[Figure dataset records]
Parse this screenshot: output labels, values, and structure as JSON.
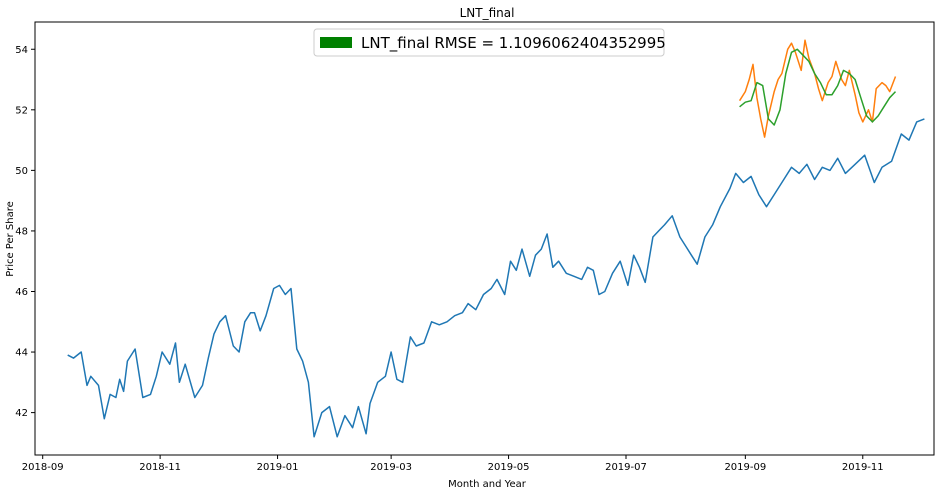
{
  "chart_data": {
    "type": "line",
    "title": "LNT_final",
    "xlabel": "Month and Year",
    "ylabel": "Price Per Share",
    "x_tick_labels": [
      "2018-09",
      "2018-11",
      "2019-01",
      "2019-03",
      "2019-05",
      "2019-07",
      "2019-09",
      "2019-11"
    ],
    "x_tick_dates": [
      "2018-09-01",
      "2018-11-01",
      "2019-01-01",
      "2019-03-01",
      "2019-05-01",
      "2019-07-01",
      "2019-09-01",
      "2019-11-01"
    ],
    "y_tick_labels": [
      "42",
      "44",
      "46",
      "48",
      "50",
      "52",
      "54"
    ],
    "y_ticks": [
      42,
      44,
      46,
      48,
      50,
      52,
      54
    ],
    "xlim": [
      "2018-08-28",
      "2019-12-08"
    ],
    "ylim": [
      40.6,
      54.9
    ],
    "grid": false,
    "legend": {
      "position": "top-center",
      "label": "LNT_final RMSE = 1.1096062404352995",
      "color": "#008000"
    },
    "series": [
      {
        "color": "#1f77b4",
        "points": [
          [
            "2018-09-14",
            43.9
          ],
          [
            "2018-09-17",
            43.8
          ],
          [
            "2018-09-21",
            44.0
          ],
          [
            "2018-09-24",
            42.9
          ],
          [
            "2018-09-26",
            43.2
          ],
          [
            "2018-09-30",
            42.9
          ],
          [
            "2018-10-03",
            41.8
          ],
          [
            "2018-10-06",
            42.6
          ],
          [
            "2018-10-09",
            42.5
          ],
          [
            "2018-10-11",
            43.1
          ],
          [
            "2018-10-13",
            42.7
          ],
          [
            "2018-10-15",
            43.7
          ],
          [
            "2018-10-19",
            44.1
          ],
          [
            "2018-10-23",
            42.5
          ],
          [
            "2018-10-27",
            42.6
          ],
          [
            "2018-10-30",
            43.2
          ],
          [
            "2018-11-02",
            44.0
          ],
          [
            "2018-11-06",
            43.6
          ],
          [
            "2018-11-09",
            44.3
          ],
          [
            "2018-11-11",
            43.0
          ],
          [
            "2018-11-14",
            43.6
          ],
          [
            "2018-11-19",
            42.5
          ],
          [
            "2018-11-23",
            42.9
          ],
          [
            "2018-11-26",
            43.8
          ],
          [
            "2018-11-29",
            44.6
          ],
          [
            "2018-12-02",
            45.0
          ],
          [
            "2018-12-05",
            45.2
          ],
          [
            "2018-12-09",
            44.2
          ],
          [
            "2018-12-12",
            44.0
          ],
          [
            "2018-12-15",
            45.0
          ],
          [
            "2018-12-18",
            45.3
          ],
          [
            "2018-12-20",
            45.3
          ],
          [
            "2018-12-23",
            44.7
          ],
          [
            "2018-12-26",
            45.2
          ],
          [
            "2018-12-30",
            46.1
          ],
          [
            "2019-01-02",
            46.2
          ],
          [
            "2019-01-05",
            45.9
          ],
          [
            "2019-01-08",
            46.1
          ],
          [
            "2019-01-11",
            44.1
          ],
          [
            "2019-01-14",
            43.7
          ],
          [
            "2019-01-17",
            43.0
          ],
          [
            "2019-01-20",
            41.2
          ],
          [
            "2019-01-24",
            42.0
          ],
          [
            "2019-01-28",
            42.2
          ],
          [
            "2019-02-01",
            41.2
          ],
          [
            "2019-02-05",
            41.9
          ],
          [
            "2019-02-09",
            41.5
          ],
          [
            "2019-02-12",
            42.2
          ],
          [
            "2019-02-16",
            41.3
          ],
          [
            "2019-02-18",
            42.3
          ],
          [
            "2019-02-22",
            43.0
          ],
          [
            "2019-02-26",
            43.2
          ],
          [
            "2019-03-01",
            44.0
          ],
          [
            "2019-03-04",
            43.1
          ],
          [
            "2019-03-07",
            43.0
          ],
          [
            "2019-03-11",
            44.5
          ],
          [
            "2019-03-14",
            44.2
          ],
          [
            "2019-03-18",
            44.3
          ],
          [
            "2019-03-22",
            45.0
          ],
          [
            "2019-03-26",
            44.9
          ],
          [
            "2019-03-30",
            45.0
          ],
          [
            "2019-04-03",
            45.2
          ],
          [
            "2019-04-07",
            45.3
          ],
          [
            "2019-04-10",
            45.6
          ],
          [
            "2019-04-14",
            45.4
          ],
          [
            "2019-04-18",
            45.9
          ],
          [
            "2019-04-22",
            46.1
          ],
          [
            "2019-04-25",
            46.4
          ],
          [
            "2019-04-29",
            45.9
          ],
          [
            "2019-05-02",
            47.0
          ],
          [
            "2019-05-05",
            46.7
          ],
          [
            "2019-05-08",
            47.4
          ],
          [
            "2019-05-12",
            46.5
          ],
          [
            "2019-05-15",
            47.2
          ],
          [
            "2019-05-18",
            47.4
          ],
          [
            "2019-05-21",
            47.9
          ],
          [
            "2019-05-24",
            46.8
          ],
          [
            "2019-05-27",
            47.0
          ],
          [
            "2019-05-31",
            46.6
          ],
          [
            "2019-06-04",
            46.5
          ],
          [
            "2019-06-08",
            46.4
          ],
          [
            "2019-06-11",
            46.8
          ],
          [
            "2019-06-14",
            46.7
          ],
          [
            "2019-06-17",
            45.9
          ],
          [
            "2019-06-20",
            46.0
          ],
          [
            "2019-06-24",
            46.6
          ],
          [
            "2019-06-28",
            47.0
          ],
          [
            "2019-07-02",
            46.2
          ],
          [
            "2019-07-05",
            47.2
          ],
          [
            "2019-07-08",
            46.8
          ],
          [
            "2019-07-11",
            46.3
          ],
          [
            "2019-07-15",
            47.8
          ],
          [
            "2019-07-18",
            48.0
          ],
          [
            "2019-07-21",
            48.2
          ],
          [
            "2019-07-25",
            48.5
          ],
          [
            "2019-07-29",
            47.8
          ],
          [
            "2019-08-01",
            47.5
          ],
          [
            "2019-08-04",
            47.2
          ],
          [
            "2019-08-07",
            46.9
          ],
          [
            "2019-08-11",
            47.8
          ],
          [
            "2019-08-15",
            48.2
          ],
          [
            "2019-08-19",
            48.8
          ],
          [
            "2019-08-24",
            49.4
          ],
          [
            "2019-08-27",
            49.9
          ],
          [
            "2019-08-31",
            49.6
          ],
          [
            "2019-09-04",
            49.8
          ],
          [
            "2019-09-08",
            49.2
          ],
          [
            "2019-09-12",
            48.8
          ],
          [
            "2019-09-16",
            49.2
          ],
          [
            "2019-09-21",
            49.7
          ],
          [
            "2019-09-25",
            50.1
          ],
          [
            "2019-09-29",
            49.9
          ],
          [
            "2019-10-03",
            50.2
          ],
          [
            "2019-10-07",
            49.7
          ],
          [
            "2019-10-11",
            50.1
          ],
          [
            "2019-10-15",
            50.0
          ],
          [
            "2019-10-19",
            50.4
          ],
          [
            "2019-10-23",
            49.9
          ],
          [
            "2019-10-28",
            50.2
          ],
          [
            "2019-11-02",
            50.5
          ],
          [
            "2019-11-07",
            49.6
          ],
          [
            "2019-11-11",
            50.1
          ],
          [
            "2019-11-16",
            50.3
          ],
          [
            "2019-11-21",
            51.2
          ],
          [
            "2019-11-25",
            51.0
          ],
          [
            "2019-11-29",
            51.6
          ],
          [
            "2019-12-03",
            51.7
          ]
        ]
      },
      {
        "color": "#ff7f0e",
        "points": [
          [
            "2019-08-29",
            52.3
          ],
          [
            "2019-09-01",
            52.6
          ],
          [
            "2019-09-03",
            53.0
          ],
          [
            "2019-09-05",
            53.5
          ],
          [
            "2019-09-07",
            52.4
          ],
          [
            "2019-09-09",
            51.7
          ],
          [
            "2019-09-11",
            51.1
          ],
          [
            "2019-09-13",
            51.8
          ],
          [
            "2019-09-16",
            52.6
          ],
          [
            "2019-09-18",
            53.0
          ],
          [
            "2019-09-20",
            53.2
          ],
          [
            "2019-09-23",
            54.0
          ],
          [
            "2019-09-25",
            54.2
          ],
          [
            "2019-09-27",
            53.9
          ],
          [
            "2019-09-30",
            53.3
          ],
          [
            "2019-10-02",
            54.3
          ],
          [
            "2019-10-04",
            53.7
          ],
          [
            "2019-10-07",
            53.2
          ],
          [
            "2019-10-09",
            52.7
          ],
          [
            "2019-10-11",
            52.3
          ],
          [
            "2019-10-14",
            52.9
          ],
          [
            "2019-10-16",
            53.1
          ],
          [
            "2019-10-18",
            53.6
          ],
          [
            "2019-10-21",
            53.0
          ],
          [
            "2019-10-23",
            52.8
          ],
          [
            "2019-10-25",
            53.3
          ],
          [
            "2019-10-28",
            52.5
          ],
          [
            "2019-10-30",
            51.9
          ],
          [
            "2019-11-01",
            51.6
          ],
          [
            "2019-11-04",
            52.0
          ],
          [
            "2019-11-06",
            51.6
          ],
          [
            "2019-11-08",
            52.7
          ],
          [
            "2019-11-11",
            52.9
          ],
          [
            "2019-11-13",
            52.8
          ],
          [
            "2019-11-15",
            52.6
          ],
          [
            "2019-11-18",
            53.1
          ]
        ]
      },
      {
        "color": "#2ca02c",
        "points": [
          [
            "2019-08-29",
            52.1
          ],
          [
            "2019-09-01",
            52.25
          ],
          [
            "2019-09-04",
            52.3
          ],
          [
            "2019-09-07",
            52.9
          ],
          [
            "2019-09-10",
            52.8
          ],
          [
            "2019-09-13",
            51.7
          ],
          [
            "2019-09-16",
            51.5
          ],
          [
            "2019-09-19",
            52.0
          ],
          [
            "2019-09-22",
            53.2
          ],
          [
            "2019-09-25",
            53.9
          ],
          [
            "2019-09-28",
            54.0
          ],
          [
            "2019-10-01",
            53.8
          ],
          [
            "2019-10-04",
            53.6
          ],
          [
            "2019-10-07",
            53.2
          ],
          [
            "2019-10-10",
            52.9
          ],
          [
            "2019-10-13",
            52.5
          ],
          [
            "2019-10-16",
            52.5
          ],
          [
            "2019-10-19",
            52.8
          ],
          [
            "2019-10-22",
            53.3
          ],
          [
            "2019-10-25",
            53.2
          ],
          [
            "2019-10-28",
            53.0
          ],
          [
            "2019-10-31",
            52.4
          ],
          [
            "2019-11-03",
            51.8
          ],
          [
            "2019-11-06",
            51.6
          ],
          [
            "2019-11-09",
            51.8
          ],
          [
            "2019-11-12",
            52.1
          ],
          [
            "2019-11-15",
            52.4
          ],
          [
            "2019-11-18",
            52.6
          ]
        ]
      }
    ]
  }
}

Exercise description: Return each line that includes "color".

Written solution:
      "color": "#008000"
        "color": "#1f77b4",
        "color": "#ff7f0e",
        "color": "#2ca02c",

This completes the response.